> [УСЛОВИЕ ЗАДАНИЯ]:
В каком издательстве, согласно исходному тексту, вышла книга Михаила Левитина «Невероятная легкость и ужасное любопытство»?

> [ИСХОДНЫЙ ТЕКСТ]:
════════
Мне так обидно понятие «...и другие» - за ним те, кто искусственно заторможен, задержан, не пущен в люди - великие без претензий
https://otr-online.ru/programmy/figura-rechi/mne-tak-obidno-ponyatie-i-drugie-za-nim-te-kto-iskusstvenno-zatormozhen-zaderzhan-ne-pushchen-v-lyudi-velikie-bez-pretenziy-58927.html Голос за кадром: 20-е гг. XX столетия – интереснейшее время в истории русской культуры, когда, с одной стороны, еще чувствуется инерция дореволюционной культуры, символизм, авангард во всех его проявлениях, от футуристов до обэриутов, а с другой – дыхание нового времени, в театре в частности. Театры-студии и театры-кабаре, россыпь новых имен: Михаил Чехов, Всеволод Мейерхольд, Николай Фореггер. Второй МХАТ, студия Вахтангова, движение синеблузников и многие другие. О людях театра этого времени, об их судьбах, трагических порой, мы будем говорить сегодня.
Николай Александров: Это «Фигура речи», программа, рассказывающая о книгах и авторах книг.
Голос за кадром: Михаил Левитин – театральный режиссер, педагог, писатель, художественный руководитель Московского театра «Эрмитаж». Автор художественной и документально-биографической прозы, а также ведущий программ на радио и телевидении.
Николай Александров: «Невероятная легкость и ужасное любопытство» – книга Михаила Левитина, вышедшая в издательстве «Текст». Собственно, вокруг этой книги и будет строиться наша беседа с Михаилом Захаровичем Левитиным. Во-первых, Михаил Захарович, мне, конечно, хочется поздравить вас с этой совершенно чудесной книгой.
Михаил Левитин: Спасибо!
Николай Александров: Я ее читал не отрываясь. Портреты самых разных людей. Два слова я скажу, что в основе все-таки, как мне кажется, главный корпус – это люди театра 1920–1930-х гг., и вы в этой книге неоднократно признаетесь в любви к 20-м гг. XX столетия. Откуда, собственно, такая любовь? Почему?
Михаил Левитин: Это самый каверзный вопрос, который вы могли мне задать, потому что его мне задают иногда, и, когда я отвечаю, мне перестают верить, и уже дальше навсегда перестают верить. Это непонятно откуда. Понятно только одно, что в 13 лет я об этом писал, и я пришел в букинистический наш одесский магазин в поисках какой-нибудь уже тогда мне привидевшейся литературы о каком-то невиданном театре и нашел книгу о камерном театре Державина. Книга наукообразная, мучительная, но в нее, во-первых, были вложены рецензии, которые, вероятно, какой-то любитель, коллекционер сдавал ее, рецензии на гастроли камерного театра, даже в Париже был Пикуль, которого, по-моему, расстреляли, он троцкист был... известный. И это, это, это, все, рецензии на Коонен, всякие, хорошие, разные.
И вдруг некролог Таирова. Я получил сразу все: я получил какой-то театр с удивительными фотографиями Алисы Георгиевны, я о ней и представления не имел никогда. Мне почему-то кажется, что это первый толчок, потому что цирк, который предшествовал всему, что я вам говорю, цирк-цирк-цирк и клоуны-клоуны-клоуны, он еще не обещал мне Алису Коонен, не обещал. Кстати, напрасно, напрасно не обещал.
════════
(Записи набора данных)
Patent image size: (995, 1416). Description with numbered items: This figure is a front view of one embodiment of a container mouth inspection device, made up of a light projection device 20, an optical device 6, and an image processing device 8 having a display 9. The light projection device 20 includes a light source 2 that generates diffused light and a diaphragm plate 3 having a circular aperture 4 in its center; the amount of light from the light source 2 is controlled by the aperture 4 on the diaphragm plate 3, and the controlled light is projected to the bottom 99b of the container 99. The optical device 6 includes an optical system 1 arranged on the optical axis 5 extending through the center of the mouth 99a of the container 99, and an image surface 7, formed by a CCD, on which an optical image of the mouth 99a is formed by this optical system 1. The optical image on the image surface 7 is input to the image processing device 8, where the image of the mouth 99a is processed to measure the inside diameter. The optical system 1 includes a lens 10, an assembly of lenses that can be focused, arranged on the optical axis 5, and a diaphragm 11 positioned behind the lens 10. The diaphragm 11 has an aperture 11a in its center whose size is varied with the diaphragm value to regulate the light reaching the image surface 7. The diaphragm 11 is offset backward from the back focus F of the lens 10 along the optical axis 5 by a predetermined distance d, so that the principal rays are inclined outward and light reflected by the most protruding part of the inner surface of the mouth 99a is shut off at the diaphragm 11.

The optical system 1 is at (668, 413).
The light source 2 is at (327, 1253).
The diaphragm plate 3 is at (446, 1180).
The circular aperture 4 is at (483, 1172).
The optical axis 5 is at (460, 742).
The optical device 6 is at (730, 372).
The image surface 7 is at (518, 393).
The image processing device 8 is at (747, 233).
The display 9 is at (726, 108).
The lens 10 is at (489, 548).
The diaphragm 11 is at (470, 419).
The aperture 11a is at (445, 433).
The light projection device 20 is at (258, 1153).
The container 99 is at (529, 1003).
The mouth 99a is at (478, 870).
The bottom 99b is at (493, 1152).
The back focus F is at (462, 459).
════════
> [ПИСЬМЕННОЕ РЕШЕНИЕ]:
В издательстве «Текст».